◆ GIVEN REQUEST ◆
All entries must be repeated exactly; do not include the pictures.

### MATERIAL FOR THIS TASK ###

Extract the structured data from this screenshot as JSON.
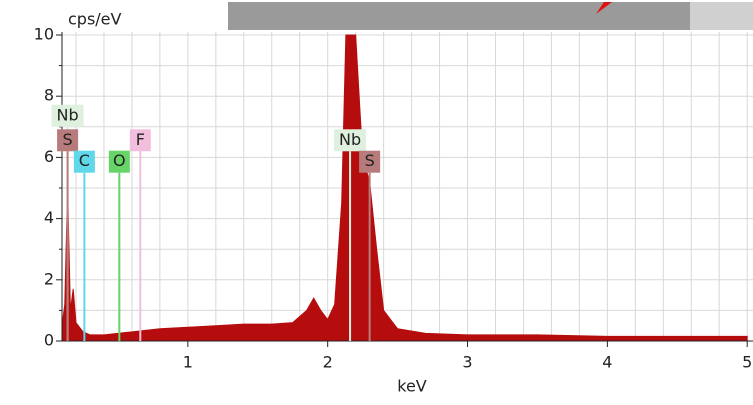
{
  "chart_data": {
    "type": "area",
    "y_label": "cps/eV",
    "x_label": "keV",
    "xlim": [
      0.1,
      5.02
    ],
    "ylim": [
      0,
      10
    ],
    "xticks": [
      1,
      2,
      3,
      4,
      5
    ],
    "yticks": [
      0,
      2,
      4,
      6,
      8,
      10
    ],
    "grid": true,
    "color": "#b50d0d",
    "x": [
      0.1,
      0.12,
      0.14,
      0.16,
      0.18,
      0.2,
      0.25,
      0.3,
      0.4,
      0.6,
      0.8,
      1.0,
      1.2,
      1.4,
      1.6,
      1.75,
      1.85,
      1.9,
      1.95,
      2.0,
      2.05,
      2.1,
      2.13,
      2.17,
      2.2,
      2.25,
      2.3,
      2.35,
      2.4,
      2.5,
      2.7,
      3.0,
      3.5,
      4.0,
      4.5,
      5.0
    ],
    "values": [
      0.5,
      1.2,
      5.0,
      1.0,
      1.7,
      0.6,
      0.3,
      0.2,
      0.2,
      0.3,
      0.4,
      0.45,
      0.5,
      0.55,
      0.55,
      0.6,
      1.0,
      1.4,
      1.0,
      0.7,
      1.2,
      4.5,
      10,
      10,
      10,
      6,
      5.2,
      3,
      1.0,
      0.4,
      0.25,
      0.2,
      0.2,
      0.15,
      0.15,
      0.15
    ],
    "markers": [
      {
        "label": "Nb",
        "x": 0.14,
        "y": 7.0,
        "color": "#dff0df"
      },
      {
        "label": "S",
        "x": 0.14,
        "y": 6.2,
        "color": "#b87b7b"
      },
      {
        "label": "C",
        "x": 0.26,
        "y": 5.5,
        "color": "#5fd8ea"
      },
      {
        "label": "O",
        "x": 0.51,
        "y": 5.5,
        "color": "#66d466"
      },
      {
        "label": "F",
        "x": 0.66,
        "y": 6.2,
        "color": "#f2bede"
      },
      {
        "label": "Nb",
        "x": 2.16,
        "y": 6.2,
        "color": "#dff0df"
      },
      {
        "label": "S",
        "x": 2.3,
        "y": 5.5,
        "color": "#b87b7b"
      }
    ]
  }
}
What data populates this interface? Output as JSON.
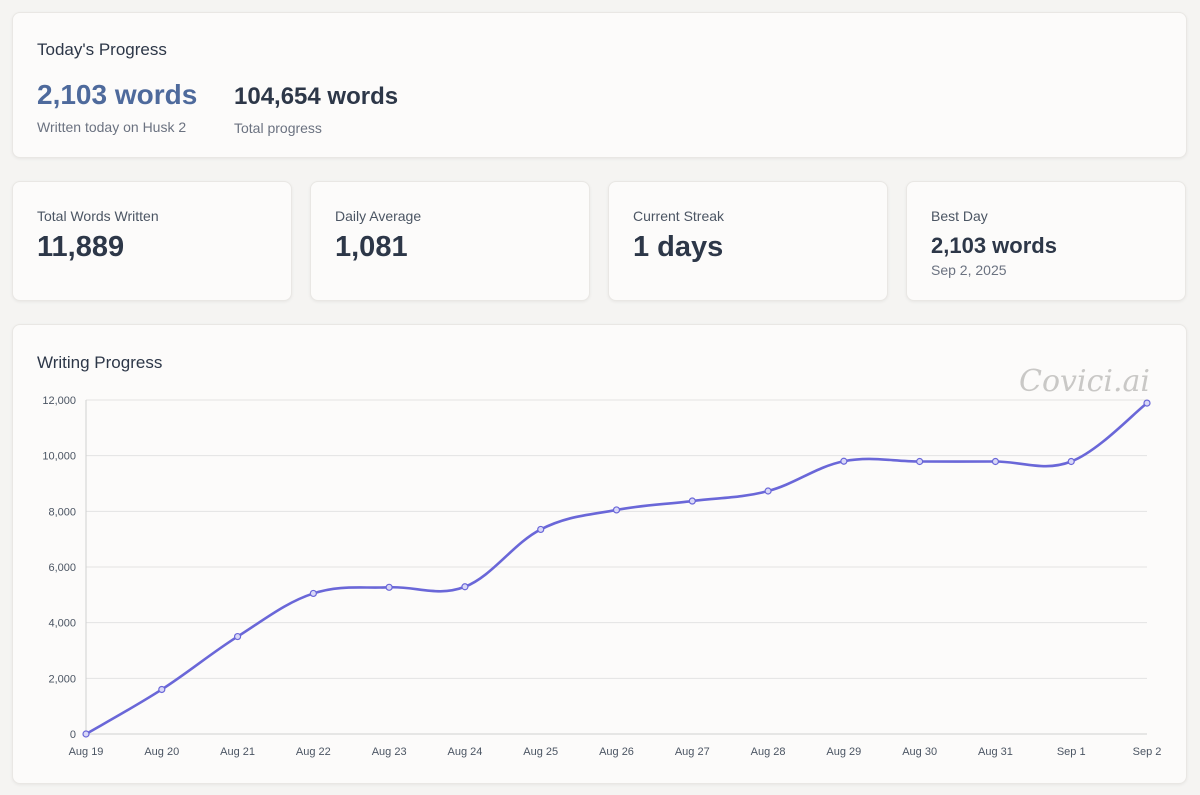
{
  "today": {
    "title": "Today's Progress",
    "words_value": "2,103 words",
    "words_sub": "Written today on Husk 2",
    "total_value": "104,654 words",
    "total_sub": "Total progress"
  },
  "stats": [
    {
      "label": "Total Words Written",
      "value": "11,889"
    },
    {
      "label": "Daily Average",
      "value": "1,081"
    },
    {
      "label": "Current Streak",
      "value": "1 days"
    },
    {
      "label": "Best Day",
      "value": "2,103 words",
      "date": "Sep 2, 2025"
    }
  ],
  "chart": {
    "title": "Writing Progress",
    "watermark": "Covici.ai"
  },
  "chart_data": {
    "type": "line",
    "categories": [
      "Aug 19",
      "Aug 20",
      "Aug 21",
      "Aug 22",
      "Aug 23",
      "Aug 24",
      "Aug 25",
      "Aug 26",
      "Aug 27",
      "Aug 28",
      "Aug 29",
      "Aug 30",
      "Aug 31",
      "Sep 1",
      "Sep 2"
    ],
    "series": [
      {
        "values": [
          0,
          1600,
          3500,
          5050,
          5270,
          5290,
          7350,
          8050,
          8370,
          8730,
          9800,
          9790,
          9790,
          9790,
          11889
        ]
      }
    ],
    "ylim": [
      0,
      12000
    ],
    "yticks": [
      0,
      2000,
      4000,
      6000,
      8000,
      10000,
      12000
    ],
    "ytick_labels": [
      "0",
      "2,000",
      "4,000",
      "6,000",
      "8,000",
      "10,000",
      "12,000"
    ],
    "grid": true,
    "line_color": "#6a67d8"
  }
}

###

◆ TASK RESPONSE ◆
Extract the structured data from this screenshot as JSON.
{
  "chart_data": {
    "type": "area",
    "y_label": "cps/eV",
    "x_label": "keV",
    "xlim": [
      0.1,
      5.02
    ],
    "ylim": [
      0,
      10
    ],
    "xticks": [
      1,
      2,
      3,
      4,
      5
    ],
    "yticks": [
      0,
      2,
      4,
      6,
      8,
      10
    ],
    "grid": true,
    "color": "#b50d0d",
    "x": [
      0.1,
      0.12,
      0.14,
      0.16,
      0.18,
      0.2,
      0.25,
      0.3,
      0.4,
      0.6,
      0.8,
      1.0,
      1.2,
      1.4,
      1.6,
      1.75,
      1.85,
      1.9,
      1.95,
      2.0,
      2.05,
      2.1,
      2.13,
      2.17,
      2.2,
      2.25,
      2.3,
      2.35,
      2.4,
      2.5,
      2.7,
      3.0,
      3.5,
      4.0,
      4.5,
      5.0
    ],
    "values": [
      0.5,
      1.2,
      5.0,
      1.0,
      1.7,
      0.6,
      0.3,
      0.2,
      0.2,
      0.3,
      0.4,
      0.45,
      0.5,
      0.55,
      0.55,
      0.6,
      1.0,
      1.4,
      1.0,
      0.7,
      1.2,
      4.5,
      10,
      10,
      10,
      6,
      5.2,
      3,
      1.0,
      0.4,
      0.25,
      0.2,
      0.2,
      0.15,
      0.15,
      0.15
    ],
    "markers": [
      {
        "label": "Nb",
        "x": 0.14,
        "y": 7.0,
        "color": "#dff0df"
      },
      {
        "label": "S",
        "x": 0.14,
        "y": 6.2,
        "color": "#b87b7b"
      },
      {
        "label": "C",
        "x": 0.26,
        "y": 5.5,
        "color": "#5fd8ea"
      },
      {
        "label": "O",
        "x": 0.51,
        "y": 5.5,
        "color": "#66d466"
      },
      {
        "label": "F",
        "x": 0.66,
        "y": 6.2,
        "color": "#f2bede"
      },
      {
        "label": "Nb",
        "x": 2.16,
        "y": 6.2,
        "color": "#dff0df"
      },
      {
        "label": "S",
        "x": 2.3,
        "y": 5.5,
        "color": "#b87b7b"
      }
    ]
  }
}
What data populates this interface? Output as JSON.
{
  "today": {
    "title": "Today's Progress",
    "words_value": "2,103 words",
    "words_sub": "Written today on Husk 2",
    "total_value": "104,654 words",
    "total_sub": "Total progress"
  },
  "stats": [
    {
      "label": "Total Words Written",
      "value": "11,889"
    },
    {
      "label": "Daily Average",
      "value": "1,081"
    },
    {
      "label": "Current Streak",
      "value": "1 days"
    },
    {
      "label": "Best Day",
      "value": "2,103 words",
      "date": "Sep 2, 2025"
    }
  ],
  "chart": {
    "title": "Writing Progress",
    "watermark": "Covici.ai"
  },
  "chart_data": {
    "type": "line",
    "categories": [
      "Aug 19",
      "Aug 20",
      "Aug 21",
      "Aug 22",
      "Aug 23",
      "Aug 24",
      "Aug 25",
      "Aug 26",
      "Aug 27",
      "Aug 28",
      "Aug 29",
      "Aug 30",
      "Aug 31",
      "Sep 1",
      "Sep 2"
    ],
    "series": [
      {
        "values": [
          0,
          1600,
          3500,
          5050,
          5270,
          5290,
          7350,
          8050,
          8370,
          8730,
          9800,
          9790,
          9790,
          9790,
          11889
        ]
      }
    ],
    "ylim": [
      0,
      12000
    ],
    "yticks": [
      0,
      2000,
      4000,
      6000,
      8000,
      10000,
      12000
    ],
    "ytick_labels": [
      "0",
      "2,000",
      "4,000",
      "6,000",
      "8,000",
      "10,000",
      "12,000"
    ],
    "grid": true,
    "line_color": "#6a67d8"
  }
}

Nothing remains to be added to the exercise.